### [SHORT TASK]
Your task is to reproduce the entries below word for word.

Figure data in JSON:
====================

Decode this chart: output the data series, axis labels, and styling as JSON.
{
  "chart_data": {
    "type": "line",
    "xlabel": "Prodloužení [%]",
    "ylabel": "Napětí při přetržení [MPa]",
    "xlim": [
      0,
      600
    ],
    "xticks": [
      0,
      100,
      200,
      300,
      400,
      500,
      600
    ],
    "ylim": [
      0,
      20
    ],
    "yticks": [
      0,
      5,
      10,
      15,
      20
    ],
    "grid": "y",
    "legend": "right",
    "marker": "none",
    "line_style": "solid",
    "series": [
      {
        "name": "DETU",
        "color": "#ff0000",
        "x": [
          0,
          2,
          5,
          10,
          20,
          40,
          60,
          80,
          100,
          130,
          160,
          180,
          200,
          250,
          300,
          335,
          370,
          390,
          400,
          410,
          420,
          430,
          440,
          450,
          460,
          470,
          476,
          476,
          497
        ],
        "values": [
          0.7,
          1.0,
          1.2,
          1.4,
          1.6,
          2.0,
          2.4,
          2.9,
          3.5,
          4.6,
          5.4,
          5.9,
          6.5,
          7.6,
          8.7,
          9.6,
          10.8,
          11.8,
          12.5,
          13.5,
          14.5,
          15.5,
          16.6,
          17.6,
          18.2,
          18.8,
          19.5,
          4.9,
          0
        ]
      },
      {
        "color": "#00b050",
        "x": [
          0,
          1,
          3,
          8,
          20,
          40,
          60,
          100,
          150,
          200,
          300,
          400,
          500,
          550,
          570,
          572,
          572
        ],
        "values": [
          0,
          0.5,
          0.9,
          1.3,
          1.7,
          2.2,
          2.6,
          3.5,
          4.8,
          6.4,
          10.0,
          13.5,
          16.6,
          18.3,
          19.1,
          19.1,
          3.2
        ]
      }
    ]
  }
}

====================

### [CORRECT ANSWER]
Decode this chart: output the data series, axis labels, and styling as JSON.
{
  "chart_data": {
    "type": "line",
    "xlabel": "Prodloužení [%]",
    "ylabel": "Napětí při přetržení [MPa]",
    "xlim": [
      0,
      600
    ],
    "xticks": [
      0,
      100,
      200,
      300,
      400,
      500,
      600
    ],
    "ylim": [
      0,
      20
    ],
    "yticks": [
      0,
      5,
      10,
      15,
      20
    ],
    "grid": "y",
    "legend": "right",
    "marker": "none",
    "line_style": "solid",
    "series": [
      {
        "name": "DETU",
        "color": "#ff0000",
        "x": [
          0,
          2,
          5,
          10,
          20,
          40,
          60,
          80,
          100,
          130,
          160,
          180,
          200,
          250,
          300,
          335,
          370,
          390,
          400,
          410,
          420,
          430,
          440,
          450,
          460,
          470,
          476,
          476,
          497
        ],
        "values": [
          0.7,
          1.0,
          1.2,
          1.4,
          1.6,
          2.0,
          2.4,
          2.9,
          3.5,
          4.6,
          5.4,
          5.9,
          6.5,
          7.6,
          8.7,
          9.6,
          10.8,
          11.8,
          12.5,
          13.5,
          14.5,
          15.5,
          16.6,
          17.6,
          18.2,
          18.8,
          19.5,
          4.9,
          0
        ]
      },
      {
        "color": "#00b050",
        "x": [
          0,
          1,
          3,
          8,
          20,
          40,
          60,
          100,
          150,
          200,
          300,
          400,
          500,
          550,
          570,
          572,
          572
        ],
        "values": [
          0,
          0.5,
          0.9,
          1.3,
          1.7,
          2.2,
          2.6,
          3.5,
          4.8,
          6.4,
          10.0,
          13.5,
          16.6,
          18.3,
          19.1,
          19.1,
          3.2
        ]
      }
    ]
  }
}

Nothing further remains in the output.